**Set task**
Write out the listing below exactly, and omit any images you find in it.

**Material shown**
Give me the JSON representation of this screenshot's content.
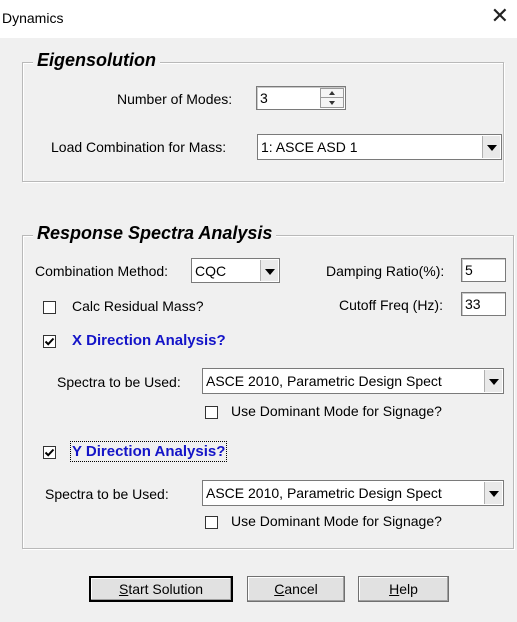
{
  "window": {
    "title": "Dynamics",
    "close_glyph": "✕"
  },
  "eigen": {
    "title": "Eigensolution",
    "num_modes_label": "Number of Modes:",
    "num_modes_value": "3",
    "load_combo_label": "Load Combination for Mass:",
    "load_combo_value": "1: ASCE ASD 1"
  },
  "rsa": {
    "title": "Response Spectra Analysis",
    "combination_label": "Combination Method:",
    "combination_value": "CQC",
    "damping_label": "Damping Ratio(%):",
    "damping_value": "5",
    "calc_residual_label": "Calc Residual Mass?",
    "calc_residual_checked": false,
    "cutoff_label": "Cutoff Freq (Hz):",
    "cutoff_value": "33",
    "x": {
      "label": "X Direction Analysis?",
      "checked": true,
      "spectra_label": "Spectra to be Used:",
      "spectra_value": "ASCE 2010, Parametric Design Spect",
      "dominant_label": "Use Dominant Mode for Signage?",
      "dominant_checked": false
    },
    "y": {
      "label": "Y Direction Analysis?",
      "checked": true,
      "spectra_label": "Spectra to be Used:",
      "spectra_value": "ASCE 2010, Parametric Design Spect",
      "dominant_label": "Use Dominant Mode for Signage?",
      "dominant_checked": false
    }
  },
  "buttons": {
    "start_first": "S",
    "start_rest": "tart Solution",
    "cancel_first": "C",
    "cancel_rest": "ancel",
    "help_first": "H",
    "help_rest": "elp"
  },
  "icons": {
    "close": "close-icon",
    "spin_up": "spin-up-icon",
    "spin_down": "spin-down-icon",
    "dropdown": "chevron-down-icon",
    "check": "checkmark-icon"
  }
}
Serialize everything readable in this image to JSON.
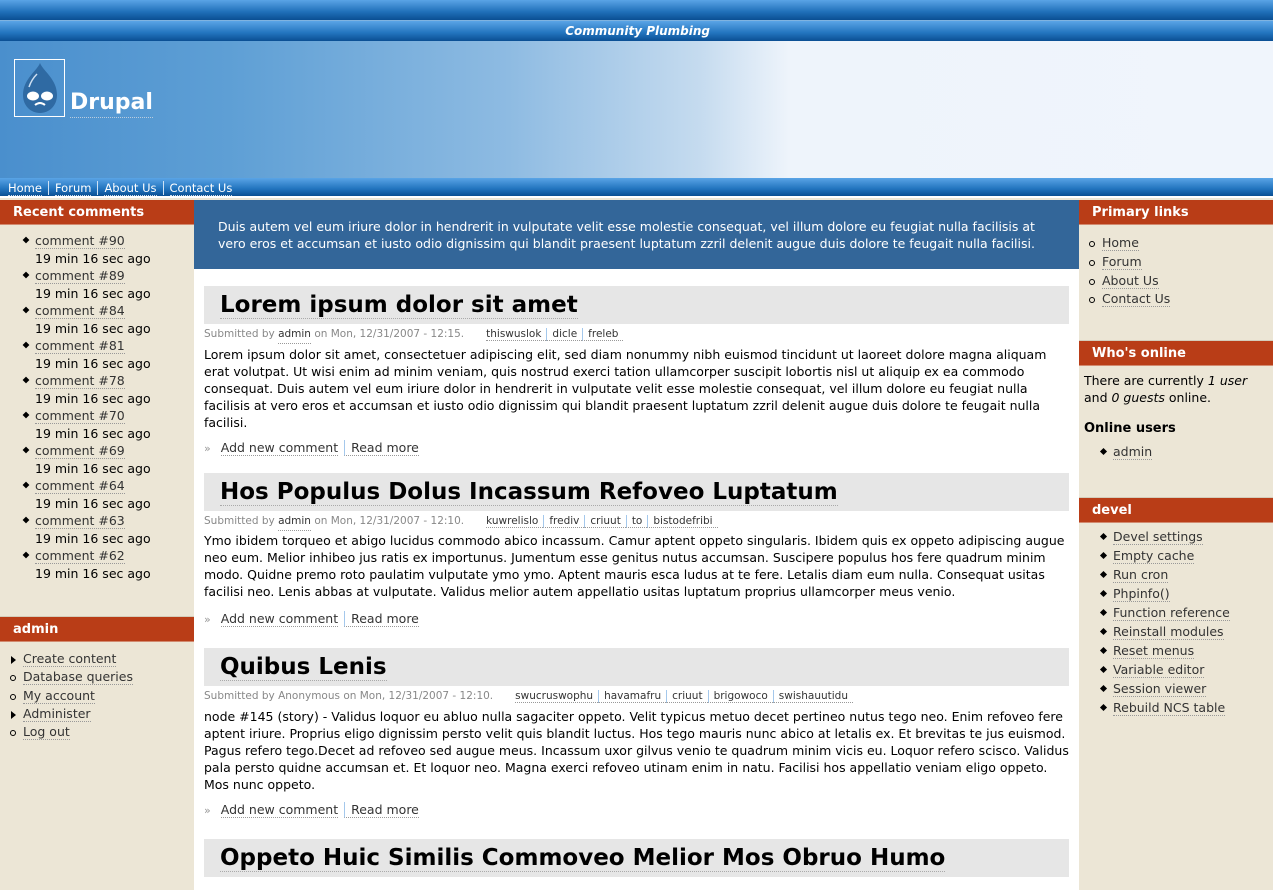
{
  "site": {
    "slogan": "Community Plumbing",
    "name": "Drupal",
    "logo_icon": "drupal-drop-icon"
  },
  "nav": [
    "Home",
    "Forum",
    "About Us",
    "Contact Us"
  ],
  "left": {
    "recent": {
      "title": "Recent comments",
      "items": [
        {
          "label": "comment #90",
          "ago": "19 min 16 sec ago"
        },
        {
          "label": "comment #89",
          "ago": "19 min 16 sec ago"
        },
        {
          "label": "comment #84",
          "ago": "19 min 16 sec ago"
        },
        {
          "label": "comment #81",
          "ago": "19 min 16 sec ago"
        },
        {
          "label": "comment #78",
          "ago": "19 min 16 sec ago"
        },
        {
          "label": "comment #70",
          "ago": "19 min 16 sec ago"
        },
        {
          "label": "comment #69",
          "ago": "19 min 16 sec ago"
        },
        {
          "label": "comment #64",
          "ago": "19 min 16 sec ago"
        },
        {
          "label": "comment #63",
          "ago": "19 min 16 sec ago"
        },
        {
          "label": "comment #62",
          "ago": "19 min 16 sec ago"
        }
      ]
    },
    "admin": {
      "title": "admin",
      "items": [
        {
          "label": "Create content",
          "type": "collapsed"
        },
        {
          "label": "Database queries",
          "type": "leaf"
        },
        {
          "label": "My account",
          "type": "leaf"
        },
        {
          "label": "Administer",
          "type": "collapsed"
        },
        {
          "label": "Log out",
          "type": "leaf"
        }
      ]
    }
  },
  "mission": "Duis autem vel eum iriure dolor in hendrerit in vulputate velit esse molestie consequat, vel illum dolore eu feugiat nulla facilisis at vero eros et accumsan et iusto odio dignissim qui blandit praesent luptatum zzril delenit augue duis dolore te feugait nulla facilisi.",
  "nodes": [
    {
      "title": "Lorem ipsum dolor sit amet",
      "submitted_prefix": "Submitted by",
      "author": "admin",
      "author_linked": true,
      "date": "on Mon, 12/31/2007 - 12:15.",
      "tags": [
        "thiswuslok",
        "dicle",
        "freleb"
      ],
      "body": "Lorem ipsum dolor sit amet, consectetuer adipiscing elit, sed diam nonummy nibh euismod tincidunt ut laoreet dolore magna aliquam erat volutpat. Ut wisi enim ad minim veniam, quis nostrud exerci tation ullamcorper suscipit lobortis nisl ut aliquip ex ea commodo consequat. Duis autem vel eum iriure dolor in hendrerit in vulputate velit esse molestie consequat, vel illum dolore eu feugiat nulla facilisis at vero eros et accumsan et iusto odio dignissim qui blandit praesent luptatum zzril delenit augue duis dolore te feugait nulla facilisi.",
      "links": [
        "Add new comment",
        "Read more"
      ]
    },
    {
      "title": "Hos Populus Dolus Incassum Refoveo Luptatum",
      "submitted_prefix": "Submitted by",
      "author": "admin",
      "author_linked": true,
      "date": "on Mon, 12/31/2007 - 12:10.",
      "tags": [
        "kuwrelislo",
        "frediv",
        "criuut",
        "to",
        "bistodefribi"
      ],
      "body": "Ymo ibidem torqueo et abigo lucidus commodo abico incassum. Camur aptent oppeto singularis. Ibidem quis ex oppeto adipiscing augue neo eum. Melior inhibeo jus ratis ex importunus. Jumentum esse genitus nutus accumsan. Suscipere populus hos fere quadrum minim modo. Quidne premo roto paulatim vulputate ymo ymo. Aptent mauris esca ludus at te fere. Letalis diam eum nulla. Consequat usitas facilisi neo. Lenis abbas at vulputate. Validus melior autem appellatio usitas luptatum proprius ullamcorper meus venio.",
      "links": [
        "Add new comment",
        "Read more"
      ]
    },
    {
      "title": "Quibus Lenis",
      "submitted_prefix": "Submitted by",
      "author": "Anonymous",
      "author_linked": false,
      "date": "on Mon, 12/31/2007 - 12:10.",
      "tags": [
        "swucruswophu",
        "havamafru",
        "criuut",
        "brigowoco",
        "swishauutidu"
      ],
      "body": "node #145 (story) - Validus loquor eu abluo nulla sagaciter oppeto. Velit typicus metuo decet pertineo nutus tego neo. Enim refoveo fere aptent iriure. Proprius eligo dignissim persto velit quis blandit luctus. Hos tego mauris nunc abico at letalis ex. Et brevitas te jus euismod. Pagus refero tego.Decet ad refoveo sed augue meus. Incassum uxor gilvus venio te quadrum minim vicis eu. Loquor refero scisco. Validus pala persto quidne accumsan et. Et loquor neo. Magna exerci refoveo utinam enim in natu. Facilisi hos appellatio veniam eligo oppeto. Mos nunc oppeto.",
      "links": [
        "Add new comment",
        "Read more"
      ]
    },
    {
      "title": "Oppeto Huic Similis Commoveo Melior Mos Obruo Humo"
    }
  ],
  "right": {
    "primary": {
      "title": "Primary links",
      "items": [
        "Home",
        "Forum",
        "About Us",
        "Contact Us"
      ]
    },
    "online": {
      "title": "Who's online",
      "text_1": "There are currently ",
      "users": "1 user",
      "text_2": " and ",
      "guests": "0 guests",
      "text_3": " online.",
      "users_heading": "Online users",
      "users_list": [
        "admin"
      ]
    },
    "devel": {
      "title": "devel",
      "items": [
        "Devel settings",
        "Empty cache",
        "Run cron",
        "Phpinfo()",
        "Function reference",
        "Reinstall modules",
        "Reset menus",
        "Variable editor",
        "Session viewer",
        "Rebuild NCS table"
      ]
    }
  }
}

**Answer to this problem**
Give me the JSON representation of this screenshot's content.
{
  "window": {
    "title": "Dynamics",
    "close_glyph": "✕"
  },
  "eigen": {
    "title": "Eigensolution",
    "num_modes_label": "Number of Modes:",
    "num_modes_value": "3",
    "load_combo_label": "Load Combination for Mass:",
    "load_combo_value": "1: ASCE ASD 1"
  },
  "rsa": {
    "title": "Response Spectra Analysis",
    "combination_label": "Combination Method:",
    "combination_value": "CQC",
    "damping_label": "Damping Ratio(%):",
    "damping_value": "5",
    "calc_residual_label": "Calc Residual Mass?",
    "calc_residual_checked": false,
    "cutoff_label": "Cutoff Freq (Hz):",
    "cutoff_value": "33",
    "x": {
      "label": "X Direction Analysis?",
      "checked": true,
      "spectra_label": "Spectra to be Used:",
      "spectra_value": "ASCE 2010, Parametric Design Spect",
      "dominant_label": "Use Dominant Mode for Signage?",
      "dominant_checked": false
    },
    "y": {
      "label": "Y Direction Analysis?",
      "checked": true,
      "spectra_label": "Spectra to be Used:",
      "spectra_value": "ASCE 2010, Parametric Design Spect",
      "dominant_label": "Use Dominant Mode for Signage?",
      "dominant_checked": false
    }
  },
  "buttons": {
    "start_first": "S",
    "start_rest": "tart Solution",
    "cancel_first": "C",
    "cancel_rest": "ancel",
    "help_first": "H",
    "help_rest": "elp"
  },
  "icons": {
    "close": "close-icon",
    "spin_up": "spin-up-icon",
    "spin_down": "spin-down-icon",
    "dropdown": "chevron-down-icon",
    "check": "checkmark-icon"
  }
}
Serialize everything readable in this image to JSON.
{
  "site": {
    "slogan": "Community Plumbing",
    "name": "Drupal",
    "logo_icon": "drupal-drop-icon"
  },
  "nav": [
    "Home",
    "Forum",
    "About Us",
    "Contact Us"
  ],
  "left": {
    "recent": {
      "title": "Recent comments",
      "items": [
        {
          "label": "comment #90",
          "ago": "19 min 16 sec ago"
        },
        {
          "label": "comment #89",
          "ago": "19 min 16 sec ago"
        },
        {
          "label": "comment #84",
          "ago": "19 min 16 sec ago"
        },
        {
          "label": "comment #81",
          "ago": "19 min 16 sec ago"
        },
        {
          "label": "comment #78",
          "ago": "19 min 16 sec ago"
        },
        {
          "label": "comment #70",
          "ago": "19 min 16 sec ago"
        },
        {
          "label": "comment #69",
          "ago": "19 min 16 sec ago"
        },
        {
          "label": "comment #64",
          "ago": "19 min 16 sec ago"
        },
        {
          "label": "comment #63",
          "ago": "19 min 16 sec ago"
        },
        {
          "label": "comment #62",
          "ago": "19 min 16 sec ago"
        }
      ]
    },
    "admin": {
      "title": "admin",
      "items": [
        {
          "label": "Create content",
          "type": "collapsed"
        },
        {
          "label": "Database queries",
          "type": "leaf"
        },
        {
          "label": "My account",
          "type": "leaf"
        },
        {
          "label": "Administer",
          "type": "collapsed"
        },
        {
          "label": "Log out",
          "type": "leaf"
        }
      ]
    }
  },
  "mission": "Duis autem vel eum iriure dolor in hendrerit in vulputate velit esse molestie consequat, vel illum dolore eu feugiat nulla facilisis at vero eros et accumsan et iusto odio dignissim qui blandit praesent luptatum zzril delenit augue duis dolore te feugait nulla facilisi.",
  "nodes": [
    {
      "title": "Lorem ipsum dolor sit amet",
      "submitted_prefix": "Submitted by",
      "author": "admin",
      "author_linked": true,
      "date": "on Mon, 12/31/2007 - 12:15.",
      "tags": [
        "thiswuslok",
        "dicle",
        "freleb"
      ],
      "body": "Lorem ipsum dolor sit amet, consectetuer adipiscing elit, sed diam nonummy nibh euismod tincidunt ut laoreet dolore magna aliquam erat volutpat. Ut wisi enim ad minim veniam, quis nostrud exerci tation ullamcorper suscipit lobortis nisl ut aliquip ex ea commodo consequat. Duis autem vel eum iriure dolor in hendrerit in vulputate velit esse molestie consequat, vel illum dolore eu feugiat nulla facilisis at vero eros et accumsan et iusto odio dignissim qui blandit praesent luptatum zzril delenit augue duis dolore te feugait nulla facilisi.",
      "links": [
        "Add new comment",
        "Read more"
      ]
    },
    {
      "title": "Hos Populus Dolus Incassum Refoveo Luptatum",
      "submitted_prefix": "Submitted by",
      "author": "admin",
      "author_linked": true,
      "date": "on Mon, 12/31/2007 - 12:10.",
      "tags": [
        "kuwrelislo",
        "frediv",
        "criuut",
        "to",
        "bistodefribi"
      ],
      "body": "Ymo ibidem torqueo et abigo lucidus commodo abico incassum. Camur aptent oppeto singularis. Ibidem quis ex oppeto adipiscing augue neo eum. Melior inhibeo jus ratis ex importunus. Jumentum esse genitus nutus accumsan. Suscipere populus hos fere quadrum minim modo. Quidne premo roto paulatim vulputate ymo ymo. Aptent mauris esca ludus at te fere. Letalis diam eum nulla. Consequat usitas facilisi neo. Lenis abbas at vulputate. Validus melior autem appellatio usitas luptatum proprius ullamcorper meus venio.",
      "links": [
        "Add new comment",
        "Read more"
      ]
    },
    {
      "title": "Quibus Lenis",
      "submitted_prefix": "Submitted by",
      "author": "Anonymous",
      "author_linked": false,
      "date": "on Mon, 12/31/2007 - 12:10.",
      "tags": [
        "swucruswophu",
        "havamafru",
        "criuut",
        "brigowoco",
        "swishauutidu"
      ],
      "body": "node #145 (story) - Validus loquor eu abluo nulla sagaciter oppeto. Velit typicus metuo decet pertineo nutus tego neo. Enim refoveo fere aptent iriure. Proprius eligo dignissim persto velit quis blandit luctus. Hos tego mauris nunc abico at letalis ex. Et brevitas te jus euismod. Pagus refero tego.Decet ad refoveo sed augue meus. Incassum uxor gilvus venio te quadrum minim vicis eu. Loquor refero scisco. Validus pala persto quidne accumsan et. Et loquor neo. Magna exerci refoveo utinam enim in natu. Facilisi hos appellatio veniam eligo oppeto. Mos nunc oppeto.",
      "links": [
        "Add new comment",
        "Read more"
      ]
    },
    {
      "title": "Oppeto Huic Similis Commoveo Melior Mos Obruo Humo"
    }
  ],
  "right": {
    "primary": {
      "title": "Primary links",
      "items": [
        "Home",
        "Forum",
        "About Us",
        "Contact Us"
      ]
    },
    "online": {
      "title": "Who's online",
      "text_1": "There are currently ",
      "users": "1 user",
      "text_2": " and ",
      "guests": "0 guests",
      "text_3": " online.",
      "users_heading": "Online users",
      "users_list": [
        "admin"
      ]
    },
    "devel": {
      "title": "devel",
      "items": [
        "Devel settings",
        "Empty cache",
        "Run cron",
        "Phpinfo()",
        "Function reference",
        "Reinstall modules",
        "Reset menus",
        "Variable editor",
        "Session viewer",
        "Rebuild NCS table"
      ]
    }
  }
}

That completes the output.